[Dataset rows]

⁂

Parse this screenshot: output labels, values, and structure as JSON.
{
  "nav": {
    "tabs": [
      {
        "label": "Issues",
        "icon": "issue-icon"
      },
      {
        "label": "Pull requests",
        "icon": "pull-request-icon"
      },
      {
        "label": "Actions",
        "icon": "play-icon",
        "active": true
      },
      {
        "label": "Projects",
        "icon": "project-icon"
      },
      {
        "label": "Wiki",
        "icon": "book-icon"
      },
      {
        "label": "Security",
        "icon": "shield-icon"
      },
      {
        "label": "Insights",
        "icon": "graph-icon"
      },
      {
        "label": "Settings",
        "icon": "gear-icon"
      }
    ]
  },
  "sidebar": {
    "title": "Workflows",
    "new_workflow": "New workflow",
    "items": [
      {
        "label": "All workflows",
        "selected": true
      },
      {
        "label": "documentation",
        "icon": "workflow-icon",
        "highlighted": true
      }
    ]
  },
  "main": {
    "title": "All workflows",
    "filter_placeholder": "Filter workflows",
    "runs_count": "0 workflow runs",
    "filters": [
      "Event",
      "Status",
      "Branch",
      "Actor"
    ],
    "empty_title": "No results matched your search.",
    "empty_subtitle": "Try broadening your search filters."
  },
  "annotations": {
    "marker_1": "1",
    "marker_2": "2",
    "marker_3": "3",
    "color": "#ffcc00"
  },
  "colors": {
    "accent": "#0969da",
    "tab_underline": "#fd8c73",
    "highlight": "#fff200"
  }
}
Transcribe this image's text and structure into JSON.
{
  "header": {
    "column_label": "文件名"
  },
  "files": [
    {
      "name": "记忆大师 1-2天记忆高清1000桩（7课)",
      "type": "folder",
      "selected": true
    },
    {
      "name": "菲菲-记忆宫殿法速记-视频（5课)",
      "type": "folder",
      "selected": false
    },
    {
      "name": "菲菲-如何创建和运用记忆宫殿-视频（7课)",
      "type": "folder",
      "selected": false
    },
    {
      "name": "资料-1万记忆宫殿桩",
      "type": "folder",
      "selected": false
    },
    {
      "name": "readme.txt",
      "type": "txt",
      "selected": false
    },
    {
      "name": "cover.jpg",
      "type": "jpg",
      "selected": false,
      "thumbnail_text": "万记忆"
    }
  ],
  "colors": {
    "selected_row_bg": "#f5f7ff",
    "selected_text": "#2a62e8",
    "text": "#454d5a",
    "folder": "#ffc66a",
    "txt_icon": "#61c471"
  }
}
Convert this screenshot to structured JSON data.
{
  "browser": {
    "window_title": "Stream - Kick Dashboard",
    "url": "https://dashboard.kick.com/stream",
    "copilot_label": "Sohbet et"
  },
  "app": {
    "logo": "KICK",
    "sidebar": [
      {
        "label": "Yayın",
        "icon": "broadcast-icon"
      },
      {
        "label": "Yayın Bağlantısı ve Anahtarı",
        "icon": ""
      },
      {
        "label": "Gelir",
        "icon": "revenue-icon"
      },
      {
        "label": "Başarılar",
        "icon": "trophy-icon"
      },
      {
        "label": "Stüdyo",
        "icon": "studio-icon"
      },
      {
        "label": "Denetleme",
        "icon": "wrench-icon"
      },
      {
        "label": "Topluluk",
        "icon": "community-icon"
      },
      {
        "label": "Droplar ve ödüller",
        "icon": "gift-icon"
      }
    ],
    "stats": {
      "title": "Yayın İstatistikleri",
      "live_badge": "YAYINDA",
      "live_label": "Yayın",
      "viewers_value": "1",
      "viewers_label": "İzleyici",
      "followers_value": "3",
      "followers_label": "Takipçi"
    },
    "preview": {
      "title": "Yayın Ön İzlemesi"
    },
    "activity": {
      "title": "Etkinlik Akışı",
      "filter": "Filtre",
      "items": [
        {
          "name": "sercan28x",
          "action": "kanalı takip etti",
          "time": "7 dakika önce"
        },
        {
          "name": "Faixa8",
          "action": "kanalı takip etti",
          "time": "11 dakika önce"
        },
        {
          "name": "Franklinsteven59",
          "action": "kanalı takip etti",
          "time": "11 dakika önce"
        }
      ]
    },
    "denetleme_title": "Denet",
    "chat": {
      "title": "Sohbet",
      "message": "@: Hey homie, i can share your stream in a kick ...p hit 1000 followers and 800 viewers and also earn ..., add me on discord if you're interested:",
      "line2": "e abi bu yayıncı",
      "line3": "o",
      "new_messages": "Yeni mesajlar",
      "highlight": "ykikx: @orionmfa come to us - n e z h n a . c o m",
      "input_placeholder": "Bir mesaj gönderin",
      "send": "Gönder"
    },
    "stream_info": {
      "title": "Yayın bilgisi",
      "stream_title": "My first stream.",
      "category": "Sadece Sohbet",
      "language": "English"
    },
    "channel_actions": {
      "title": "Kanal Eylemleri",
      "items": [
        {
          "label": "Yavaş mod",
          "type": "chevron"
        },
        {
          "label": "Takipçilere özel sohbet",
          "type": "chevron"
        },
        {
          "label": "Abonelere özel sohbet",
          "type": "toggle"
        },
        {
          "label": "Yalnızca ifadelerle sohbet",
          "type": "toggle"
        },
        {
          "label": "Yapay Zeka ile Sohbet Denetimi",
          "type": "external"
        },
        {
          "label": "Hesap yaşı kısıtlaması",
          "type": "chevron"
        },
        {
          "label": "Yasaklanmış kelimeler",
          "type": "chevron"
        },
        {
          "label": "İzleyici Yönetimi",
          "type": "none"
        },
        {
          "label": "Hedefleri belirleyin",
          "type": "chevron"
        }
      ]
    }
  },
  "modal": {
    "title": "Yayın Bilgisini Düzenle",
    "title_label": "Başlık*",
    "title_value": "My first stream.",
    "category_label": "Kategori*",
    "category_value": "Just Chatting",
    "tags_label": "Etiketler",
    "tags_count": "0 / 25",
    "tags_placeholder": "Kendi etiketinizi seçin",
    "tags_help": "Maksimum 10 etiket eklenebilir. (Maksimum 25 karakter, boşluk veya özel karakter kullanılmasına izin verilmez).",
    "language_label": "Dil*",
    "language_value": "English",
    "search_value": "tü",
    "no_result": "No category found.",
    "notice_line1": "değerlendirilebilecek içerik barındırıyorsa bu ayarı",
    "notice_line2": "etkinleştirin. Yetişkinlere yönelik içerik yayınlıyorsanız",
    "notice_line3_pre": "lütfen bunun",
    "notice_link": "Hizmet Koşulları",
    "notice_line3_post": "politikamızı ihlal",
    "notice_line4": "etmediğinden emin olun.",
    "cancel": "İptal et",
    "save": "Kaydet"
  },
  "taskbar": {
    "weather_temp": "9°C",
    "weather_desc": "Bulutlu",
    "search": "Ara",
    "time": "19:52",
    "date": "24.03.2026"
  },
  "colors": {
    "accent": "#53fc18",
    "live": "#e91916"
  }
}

⁂

Identify how many lines in the entries above contain the word "screenshot" and provide only that figure.

2